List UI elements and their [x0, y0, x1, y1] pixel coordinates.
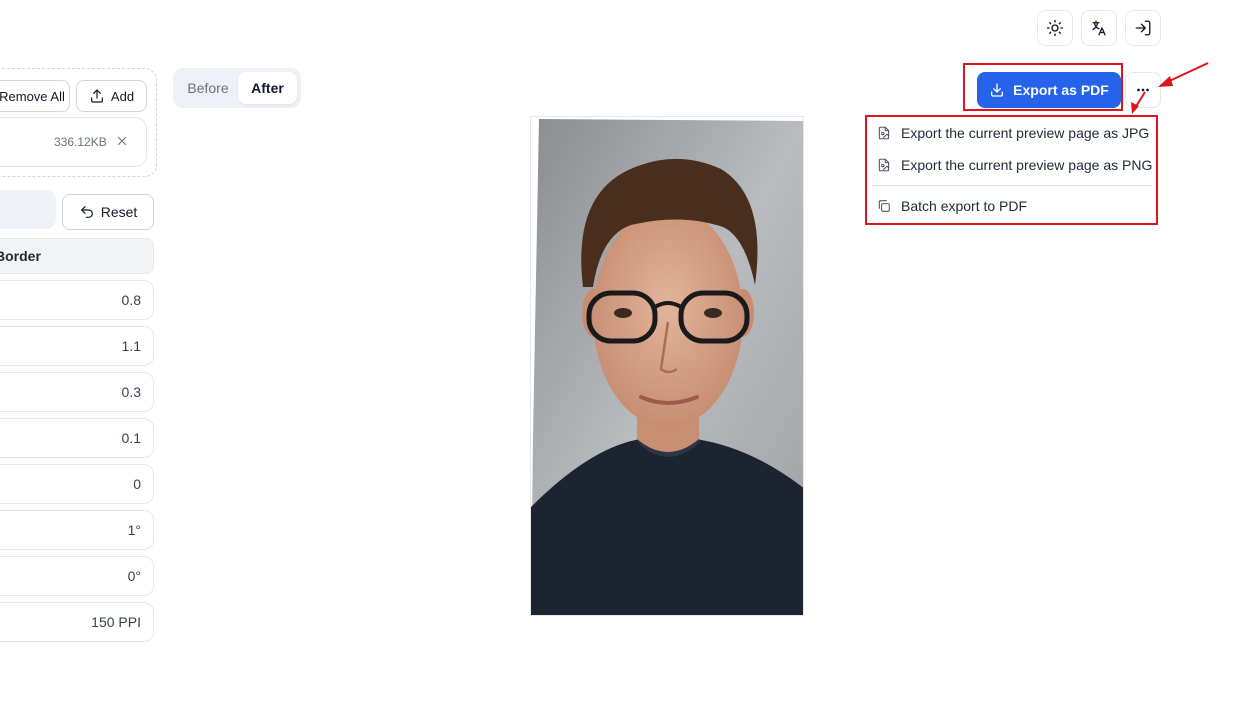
setting-field[interactable]: 1.1 [0, 326, 154, 366]
setting-field[interactable]: 150 PPI [0, 602, 154, 642]
translate-icon [1092, 20, 1106, 36]
close-icon [117, 136, 127, 146]
after-tab[interactable]: After [238, 72, 297, 104]
remove-all-button[interactable]: Remove All [0, 80, 70, 112]
file-size: 336.12KB [54, 135, 107, 149]
app-root: Remove All Add 336.12KB Reset Border 0.8… [0, 0, 1255, 717]
highlight-export-button [963, 63, 1123, 111]
sign-in-button[interactable] [1125, 10, 1161, 46]
setting-value: 1° [127, 522, 141, 538]
reset-button[interactable]: Reset [62, 194, 154, 230]
setting-field[interactable]: 1° [0, 510, 154, 550]
setting-value: 0° [127, 568, 141, 584]
reset-label: Reset [100, 204, 138, 220]
before-tab[interactable]: Before [179, 72, 237, 104]
preset-select[interactable] [0, 190, 56, 229]
annotation-arrow-more [1162, 62, 1209, 85]
portrait-image [531, 119, 803, 615]
setting-field[interactable]: 0° [0, 556, 154, 596]
more-horizontal-icon [1137, 88, 1149, 92]
setting-field[interactable]: 0.1 [0, 418, 154, 458]
setting-value: 150 PPI [91, 614, 141, 630]
more-options-button[interactable] [1125, 72, 1161, 108]
remove-file-button[interactable] [115, 134, 131, 150]
preview-photo [530, 116, 804, 616]
file-item: 336.12KB [0, 117, 147, 167]
highlight-export-menu [865, 115, 1158, 225]
setting-field[interactable]: 0.3 [0, 372, 154, 412]
theme-toggle-button[interactable] [1037, 10, 1073, 46]
setting-field[interactable]: 0 [0, 464, 154, 504]
undo-icon [80, 206, 93, 218]
setting-value: 0.1 [121, 430, 141, 446]
before-after-toggle: Before After [173, 68, 301, 108]
setting-value: 0.8 [121, 292, 141, 308]
remove-all-label: Remove All [0, 88, 65, 104]
upload-icon [90, 89, 103, 103]
setting-value: 0 [133, 476, 141, 492]
sign-in-icon [1135, 20, 1151, 36]
add-label: Add [110, 88, 135, 104]
language-button[interactable] [1081, 10, 1117, 46]
tab-border[interactable]: Border [0, 248, 41, 264]
setting-field[interactable]: 0.8 [0, 280, 154, 320]
setting-value: 1.1 [121, 338, 141, 354]
sun-icon [1046, 19, 1064, 37]
add-button[interactable]: Add [76, 80, 147, 112]
settings-tabs: Border [0, 238, 154, 274]
setting-value: 0.3 [121, 384, 141, 400]
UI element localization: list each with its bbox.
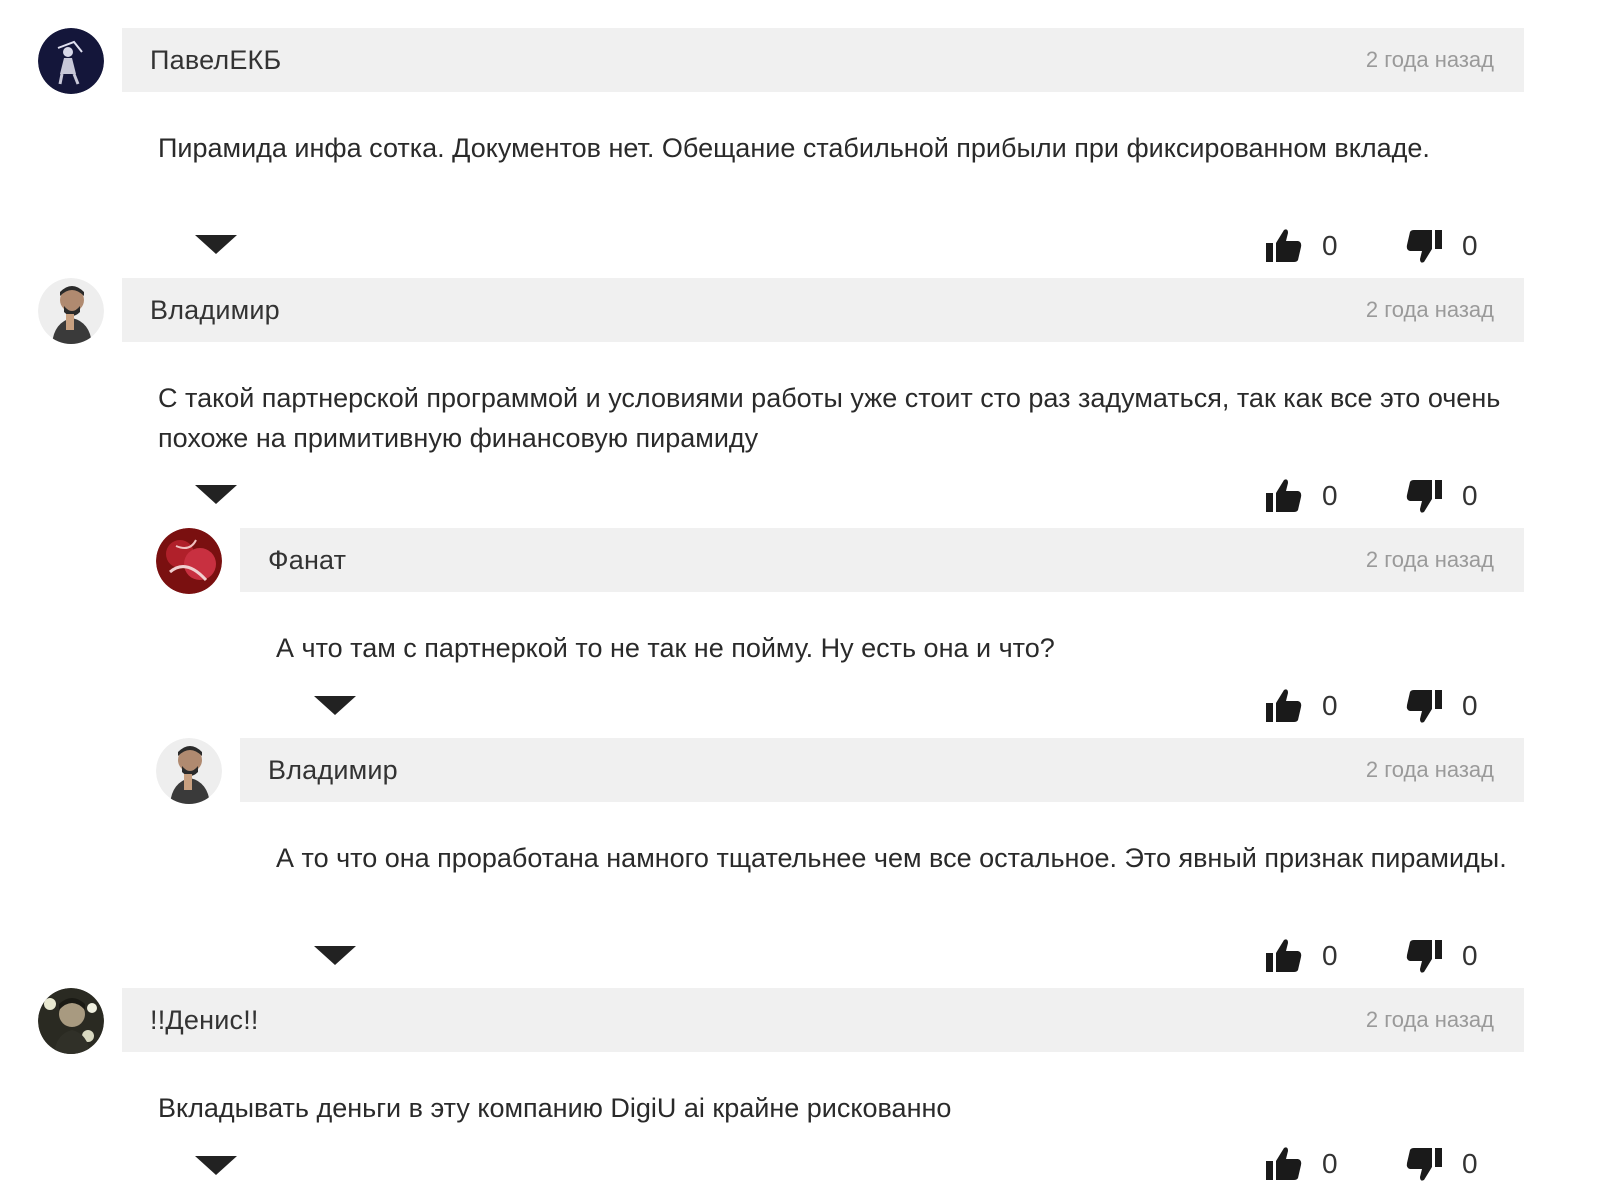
avatar-man-portrait-icon [156,738,222,804]
comment-header: Владимир 2 года назад [122,278,1524,342]
comment-text: Пирамида инфа сотка. Документов нет. Обе… [158,133,1430,163]
thumbs-up-icon [1266,1147,1302,1180]
comment-header: Фанат 2 года назад [240,528,1524,592]
comment-header: Владимир 2 года назад [240,738,1524,802]
comment-time: 2 года назад [1365,757,1494,782]
comment-time: 2 года назад [1365,1007,1494,1032]
thumbs-down-icon [1406,230,1442,263]
like-count: 0 [1322,940,1338,971]
comment-text: А то что она проработана намного тщатель… [276,843,1507,873]
avatar-dark-figure-icon [38,28,104,94]
comment-time: 2 года назад [1365,547,1494,572]
comment-author[interactable]: Фанат [268,545,346,576]
dislike-button[interactable]: 0 [1404,686,1478,726]
expand-replies-toggle[interactable] [195,485,237,504]
like-count: 0 [1322,480,1338,511]
vote-controls: 0 0 [1264,686,1524,726]
vote-controls: 0 0 [1264,226,1524,266]
like-count: 0 [1322,1148,1338,1179]
expand-replies-toggle[interactable] [195,1156,237,1175]
thumbs-up-icon [1266,229,1302,262]
comment-header: ПавелЕКБ 2 года назад [122,28,1524,92]
like-button[interactable]: 0 [1264,936,1338,976]
vote-controls: 0 0 [1264,936,1524,976]
dislike-count: 0 [1462,1148,1478,1179]
avatar-red-abstract-icon [156,528,222,594]
comment-time: 2 года назад [1365,297,1494,322]
dislike-button[interactable]: 0 [1404,476,1478,516]
thumbs-down-icon [1406,1148,1442,1181]
dislike-button[interactable]: 0 [1404,1144,1478,1184]
like-button[interactable]: 0 [1264,686,1338,726]
avatar-man-portrait-icon [38,278,104,344]
vote-controls: 0 0 [1264,1144,1524,1184]
like-button[interactable]: 0 [1264,476,1338,516]
dislike-count: 0 [1462,230,1478,261]
expand-replies-toggle[interactable] [314,696,356,715]
comment-author[interactable]: Владимир [150,295,280,326]
like-button[interactable]: 0 [1264,226,1338,266]
thumbs-up-icon [1266,479,1302,512]
like-count: 0 [1322,690,1338,721]
dislike-button[interactable]: 0 [1404,936,1478,976]
user-avatar[interactable] [38,278,104,344]
dislike-button[interactable]: 0 [1404,226,1478,266]
thumbs-up-icon [1266,689,1302,722]
comment-text: Вкладывать деньги в эту компанию DigiU a… [158,1093,952,1123]
thumbs-down-icon [1406,690,1442,723]
expand-replies-toggle[interactable] [195,235,237,254]
thumbs-up-icon [1266,939,1302,972]
vote-controls: 0 0 [1264,476,1524,516]
comment-header: !!Денис!! 2 года назад [122,988,1524,1052]
like-button[interactable]: 0 [1264,1144,1338,1184]
comment-author[interactable]: Владимир [268,755,398,786]
comment-author[interactable]: ПавелЕКБ [150,45,281,76]
user-avatar[interactable] [156,738,222,804]
comment-text: А что там с партнеркой то не так не пойм… [276,633,1055,663]
user-avatar[interactable] [38,988,104,1054]
comment-text: С такой партнерской программой и условия… [158,383,1501,453]
avatar-man-flowers-icon [38,988,104,1054]
like-count: 0 [1322,230,1338,261]
thumbs-down-icon [1406,940,1442,973]
dislike-count: 0 [1462,480,1478,511]
thumbs-down-icon [1406,480,1442,513]
comment-author[interactable]: !!Денис!! [150,1005,259,1036]
dislike-count: 0 [1462,690,1478,721]
dislike-count: 0 [1462,940,1478,971]
comment-time: 2 года назад [1365,47,1494,72]
user-avatar[interactable] [38,28,104,94]
user-avatar[interactable] [156,528,222,594]
expand-replies-toggle[interactable] [314,946,356,965]
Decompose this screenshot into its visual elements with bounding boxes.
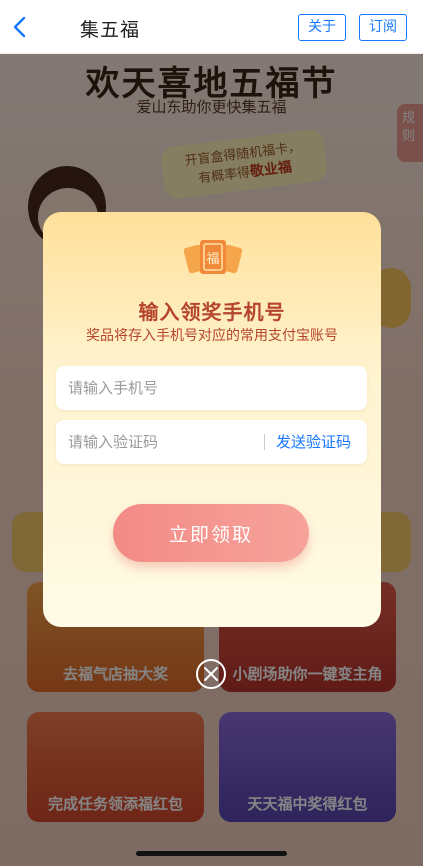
- send-code-button[interactable]: 发送验证码: [276, 420, 351, 464]
- close-modal-button[interactable]: [196, 659, 226, 689]
- nav-bar: 集五福 关于 订阅: [0, 0, 423, 54]
- svg-text:福: 福: [206, 252, 219, 267]
- back-icon[interactable]: [10, 14, 36, 40]
- home-indicator: [136, 851, 287, 856]
- modal-title: 输入领奖手机号: [138, 300, 286, 324]
- modal-subtitle: 奖品将存入手机号对应的常用支付宝账号: [86, 328, 338, 344]
- phone-field: [56, 366, 367, 410]
- page-title: 集五福: [80, 19, 141, 41]
- phone-claim-modal: 福 输入领奖手机号 奖品将存入手机号对应的常用支付宝账号 发送验证码 立即领取: [43, 212, 381, 627]
- claim-now-button[interactable]: 立即领取: [113, 504, 309, 562]
- fortune-cards-icon: 福: [182, 236, 244, 276]
- phone-input[interactable]: [68, 366, 358, 410]
- code-field: 发送验证码: [56, 420, 367, 464]
- divider: [264, 434, 265, 450]
- close-icon: [204, 667, 218, 681]
- subscribe-button[interactable]: 订阅: [359, 14, 407, 41]
- about-button[interactable]: 关于: [298, 14, 346, 41]
- verification-code-input[interactable]: [68, 420, 258, 464]
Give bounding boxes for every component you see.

^^^^

--- INSTRUCTIONS FOR THE TASK ---
Copy out the lines above word for word, leaving out the pictures.

--- EXERCISE SOLUTION ---
List UI elements and their [x0, y0, x1, y1] pixel coordinates.
setting-field[interactable]: 1.1 [0, 326, 154, 366]
setting-field[interactable]: 150 PPI [0, 602, 154, 642]
translate-icon [1092, 20, 1106, 36]
close-icon [117, 136, 127, 146]
after-tab[interactable]: After [238, 72, 297, 104]
remove-all-button[interactable]: Remove All [0, 80, 70, 112]
file-size: 336.12KB [54, 135, 107, 149]
app-root: Remove All Add 336.12KB Reset Border 0.8… [0, 0, 1255, 717]
highlight-export-button [963, 63, 1123, 111]
sign-in-button[interactable] [1125, 10, 1161, 46]
setting-value: 1° [127, 522, 141, 538]
reset-button[interactable]: Reset [62, 194, 154, 230]
setting-field[interactable]: 1° [0, 510, 154, 550]
setting-value: 0° [127, 568, 141, 584]
reset-label: Reset [100, 204, 138, 220]
before-tab[interactable]: Before [179, 72, 237, 104]
preset-select[interactable] [0, 190, 56, 229]
annotation-arrow-more [1162, 62, 1209, 85]
portrait-image [531, 119, 803, 615]
setting-field[interactable]: 0° [0, 556, 154, 596]
more-horizontal-icon [1137, 88, 1149, 92]
setting-field[interactable]: 0.1 [0, 418, 154, 458]
setting-value: 150 PPI [91, 614, 141, 630]
more-options-button[interactable] [1125, 72, 1161, 108]
remove-file-button[interactable] [115, 134, 131, 150]
preview-photo [530, 116, 804, 616]
file-item: 336.12KB [0, 117, 147, 167]
highlight-export-menu [865, 115, 1158, 225]
setting-field[interactable]: 0.3 [0, 372, 154, 412]
theme-toggle-button[interactable] [1037, 10, 1073, 46]
setting-field[interactable]: 0 [0, 464, 154, 504]
undo-icon [80, 206, 93, 218]
setting-value: 0.1 [121, 430, 141, 446]
before-after-toggle: Before After [173, 68, 301, 108]
setting-value: 0.8 [121, 292, 141, 308]
remove-all-label: Remove All [0, 88, 65, 104]
upload-icon [90, 89, 103, 103]
setting-value: 0 [133, 476, 141, 492]
sign-in-icon [1135, 20, 1151, 36]
add-label: Add [110, 88, 135, 104]
language-button[interactable] [1081, 10, 1117, 46]
tab-border[interactable]: Border [0, 248, 41, 264]
setting-field[interactable]: 0.8 [0, 280, 154, 320]
setting-value: 1.1 [121, 338, 141, 354]
sun-icon [1046, 19, 1064, 37]
add-button[interactable]: Add [76, 80, 147, 112]
settings-tabs: Border [0, 238, 154, 274]
setting-value: 0.3 [121, 384, 141, 400]
UI element localization: list each with its bbox.
avatar-man-portrait-icon [156,738,222,804]
comment-header: Владимир 2 года назад [122,278,1524,342]
comment-text: Пирамида инфа сотка. Документов нет. Обе… [158,133,1430,163]
thumbs-up-icon [1266,1147,1302,1180]
comment-header: Фанат 2 года назад [240,528,1524,592]
comment-header: Владимир 2 года назад [240,738,1524,802]
comment-time: 2 года назад [1365,757,1494,782]
comment-time: 2 года назад [1365,1007,1494,1032]
thumbs-down-icon [1406,230,1442,263]
like-count: 0 [1322,940,1338,971]
comment-text: А то что она проработана намного тщатель… [276,843,1507,873]
avatar-dark-figure-icon [38,28,104,94]
comment-time: 2 года назад [1365,547,1494,572]
comment-author[interactable]: Фанат [268,545,346,576]
dislike-button[interactable]: 0 [1404,686,1478,726]
expand-replies-toggle[interactable] [195,485,237,504]
like-count: 0 [1322,480,1338,511]
vote-controls: 0 0 [1264,686,1524,726]
vote-controls: 0 0 [1264,226,1524,266]
like-count: 0 [1322,1148,1338,1179]
expand-replies-toggle[interactable] [195,1156,237,1175]
thumbs-up-icon [1266,229,1302,262]
comment-header: ПавелЕКБ 2 года назад [122,28,1524,92]
like-button[interactable]: 0 [1264,936,1338,976]
vote-controls: 0 0 [1264,936,1524,976]
dislike-count: 0 [1462,1148,1478,1179]
avatar-red-abstract-icon [156,528,222,594]
comment-time: 2 года назад [1365,297,1494,322]
dislike-button[interactable]: 0 [1404,476,1478,516]
thumbs-down-icon [1406,1148,1442,1181]
dislike-button[interactable]: 0 [1404,1144,1478,1184]
like-button[interactable]: 0 [1264,686,1338,726]
avatar-man-portrait-icon [38,278,104,344]
vote-controls: 0 0 [1264,1144,1524,1184]
like-button[interactable]: 0 [1264,476,1338,516]
dislike-count: 0 [1462,230,1478,261]
expand-replies-toggle[interactable] [314,696,356,715]
comment-author[interactable]: Владимир [150,295,280,326]
like-button[interactable]: 0 [1264,226,1338,266]
thumbs-up-icon [1266,479,1302,512]
like-count: 0 [1322,690,1338,721]
dislike-button[interactable]: 0 [1404,936,1478,976]
user-avatar[interactable] [38,278,104,344]
dislike-button[interactable]: 0 [1404,226,1478,266]
thumbs-up-icon [1266,689,1302,722]
comment-text: Вкладывать деньги в эту компанию DigiU a… [158,1093,952,1123]
thumbs-down-icon [1406,690,1442,723]
expand-replies-toggle[interactable] [195,235,237,254]
thumbs-up-icon [1266,939,1302,972]
vote-controls: 0 0 [1264,476,1524,516]
comment-header: !!Денис!! 2 года назад [122,988,1524,1052]
like-button[interactable]: 0 [1264,1144,1338,1184]
comment-author[interactable]: Владимир [268,755,398,786]
comment-author[interactable]: ПавелЕКБ [150,45,281,76]
user-avatar[interactable] [156,738,222,804]
comment-text: А что там с партнеркой то не так не пойм… [276,633,1055,663]
user-avatar[interactable] [38,988,104,1054]
comment-text: С такой партнерской программой и условия… [158,383,1501,453]
avatar-man-flowers-icon [38,988,104,1054]
like-count: 0 [1322,230,1338,261]
thumbs-down-icon [1406,940,1442,973]
dislike-count: 0 [1462,480,1478,511]
thumbs-down-icon [1406,480,1442,513]
comment-author[interactable]: !!Денис!! [150,1005,259,1036]
dislike-count: 0 [1462,690,1478,721]
dislike-count: 0 [1462,940,1478,971]
comment-time: 2 года назад [1365,47,1494,72]
user-avatar[interactable] [38,28,104,94]
user-avatar[interactable] [156,528,222,594]
expand-replies-toggle[interactable] [314,946,356,965]
Decompose this screenshot into its visual elements with bounding boxes.
- send-code-button[interactable]: 发送验证码: [276, 420, 351, 464]
- close-modal-button[interactable]: [196, 659, 226, 689]
- nav-bar: 集五福 关于 订阅: [0, 0, 423, 54]
- svg-text:福: 福: [206, 252, 219, 267]
- back-icon[interactable]: [10, 14, 36, 40]
- home-indicator: [136, 851, 287, 856]
- modal-title: 输入领奖手机号: [138, 300, 286, 324]
- modal-subtitle: 奖品将存入手机号对应的常用支付宝账号: [86, 328, 338, 344]
- phone-field: [56, 366, 367, 410]
- page-title: 集五福: [80, 19, 141, 41]
- phone-claim-modal: 福 输入领奖手机号 奖品将存入手机号对应的常用支付宝账号 发送验证码 立即领取: [43, 212, 381, 627]
- claim-now-button[interactable]: 立即领取: [113, 504, 309, 562]
- fortune-cards-icon: 福: [182, 236, 244, 276]
- phone-input[interactable]: [68, 366, 358, 410]
- code-field: 发送验证码: [56, 420, 367, 464]
- divider: [264, 434, 265, 450]
- close-icon: [204, 667, 218, 681]
- subscribe-button[interactable]: 订阅: [359, 14, 407, 41]
- about-button[interactable]: 关于: [298, 14, 346, 41]
- verification-code-input[interactable]: [68, 420, 258, 464]
Give bounding boxes for every component you see.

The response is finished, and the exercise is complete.